*Exercise inputs*.
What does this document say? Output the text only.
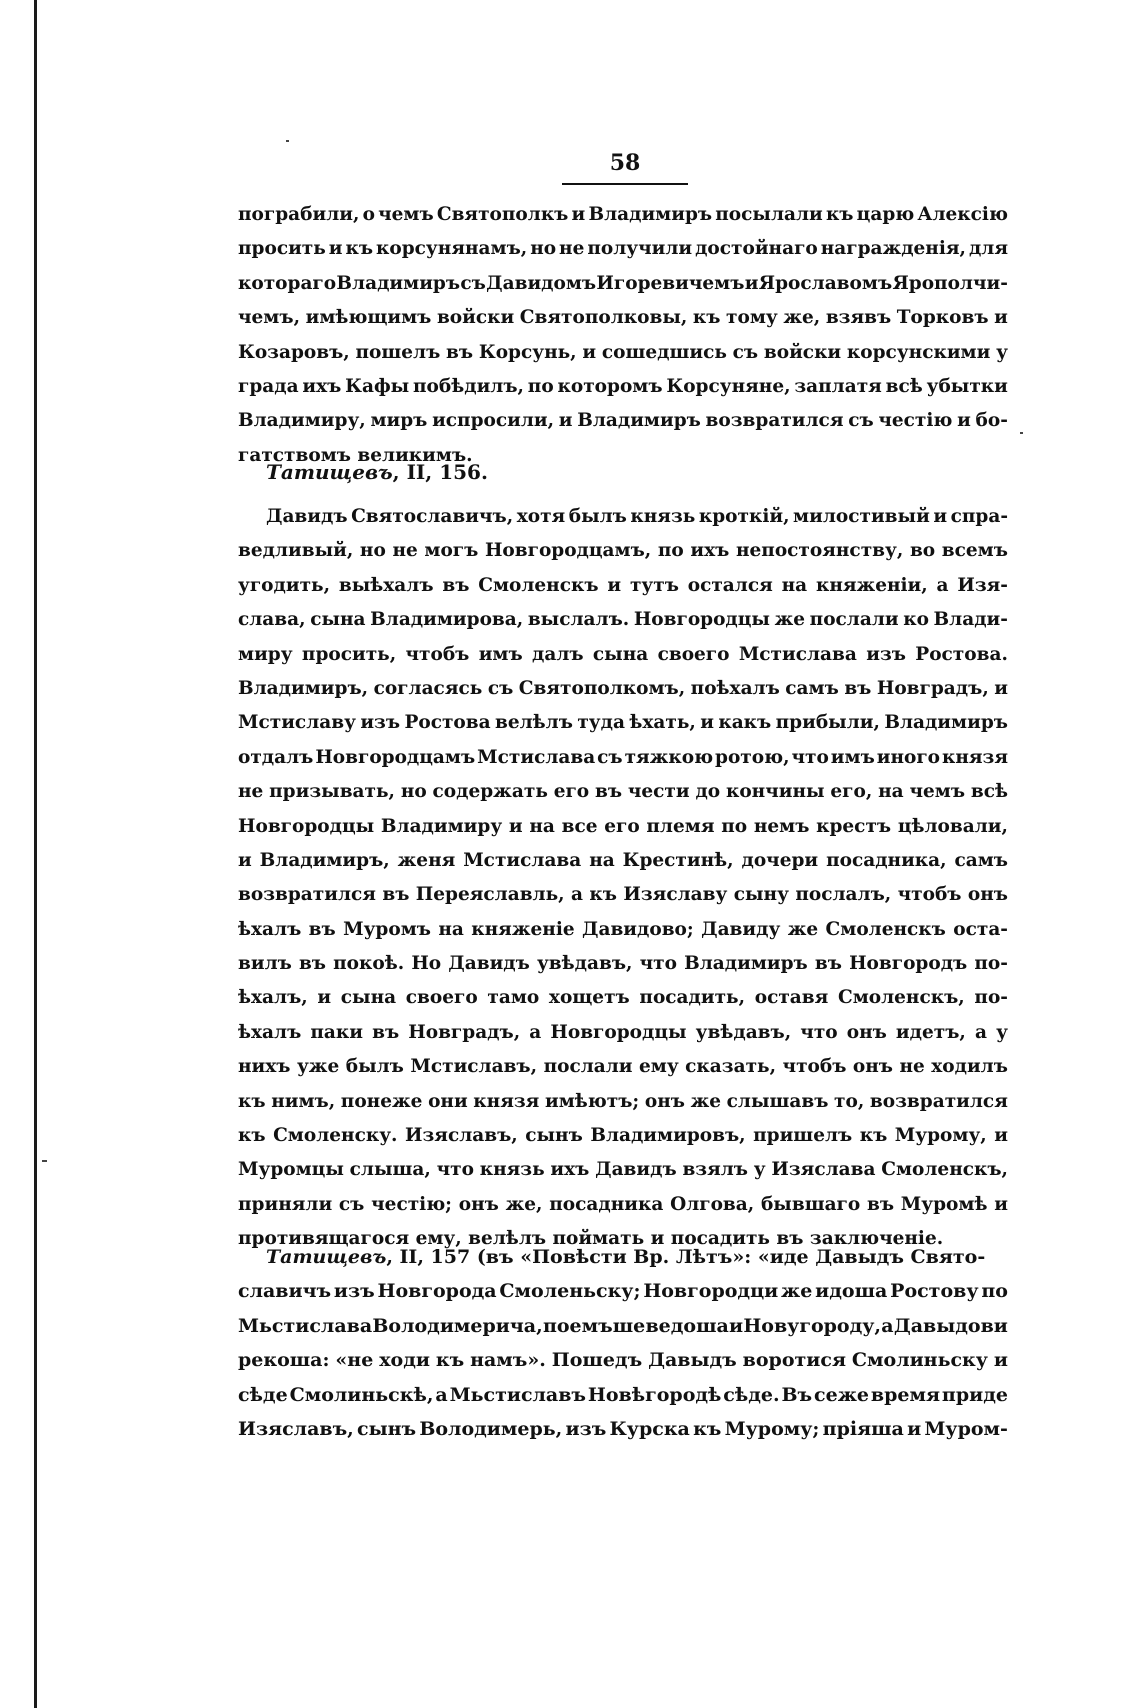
58
пограбили, о чемъ Святополкъ и Владимиръ посылали къ царю Алексію
просить и къ корсунянамъ, но не получили достойнаго награжденія, для
котораго Владимиръ съ Давидомъ Игоревичемъ и Ярославомъ Ярополчи-
чемъ, имѣющимъ войски Святополковы, къ тому же, взявъ Торковъ и
Козаровъ, пошелъ въ Корсунь, и сошедшись съ войски корсунскими у
града ихъ Кафы побѣдилъ, по которомъ Корсуняне, заплатя всѣ убытки
Владимиру, миръ испросили, и Владимиръ возвратился съ честію и бо-
гатствомъ великимъ.
Татищевъ, II, 156.
Давидъ Святославичъ, хотя былъ князь кроткій, милостивый и спра-
ведливый, но не могъ Новгородцамъ, по ихъ непостоянству, во всемъ
угодить, выѣхалъ въ Смоленскъ и тутъ остался на княженіи, а Изя-
слава, сына Владимирова, выслалъ. Новгородцы же послали ко Влади-
миру просить, чтобъ имъ далъ сына своего Мстислава изъ Ростова.
Владимиръ, согласясь съ Святополкомъ, поѣхалъ самъ въ Новградъ, и
Мстиславу изъ Ростова велѣлъ туда ѣхать, и какъ прибыли, Владимиръ
отдалъ Новгородцамъ Мстислава съ тяжкою ротою, что имъ иного князя
не призывать, но содержать его въ чести до кончины его, на чемъ всѣ
Новгородцы Владимиру и на все его племя по немъ крестъ цѣловали,
и Владимиръ, женя Мстислава на Крестинѣ, дочери посадника, самъ
возвратился въ Переяславль, а къ Изяславу сыну послалъ, чтобъ онъ
ѣхалъ въ Муромъ на княженіе Давидово; Давиду же Смоленскъ оста-
вилъ въ покоѣ. Но Давидъ увѣдавъ, что Владимиръ въ Новгородъ по-
ѣхалъ, и сына своего тамо хощетъ посадить, оставя Смоленскъ, по-
ѣхалъ паки въ Новградъ, а Новгородцы увѣдавъ, что онъ идетъ, а у
нихъ уже былъ Мстиславъ, послали ему сказать, чтобъ онъ не ходилъ
къ нимъ, понеже они князя имѣютъ; онъ же слышавъ то, возвратился
къ Смоленску. Изяславъ, сынъ Владимировъ, пришелъ къ Мурому, и
Муромцы слыша, что князь ихъ Давидъ взялъ у Изяслава Смоленскъ,
приняли съ честію; онъ же, посадника Олгова, бывшаго въ Муромѣ и
противящагося ему, велѣлъ поймать и посадить въ заключеніе.
Татищевъ, II, 157 (въ «Повѣсти Вр. Лѣтъ»: «иде Давыдъ Свято-
славичъ изъ Новгорода Смоленьску; Новгородци же идоша Ростову по
Мьстислава Володимерича, поемъше ведоша и Новугороду, а Давыдови
рекоша: «не ходи къ намъ». Пошедъ Давыдъ воротися Смолиньску и
сѣде Смолиньскѣ, а Мьстиславъ Новѣгородѣ сѣде. Въ сеже время приде
Изяславъ, сынъ Володимерь, изъ Курска къ Мурому; пріяша и Муром-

*To do*. From the records above, pull out each line that has "своего".

*Answer to this exercise*.
миру просить, чтобъ имъ далъ сына своего Мстислава изъ Ростова.
ѣхалъ, и сына своего тамо хощетъ посадить, оставя Смоленскъ, по-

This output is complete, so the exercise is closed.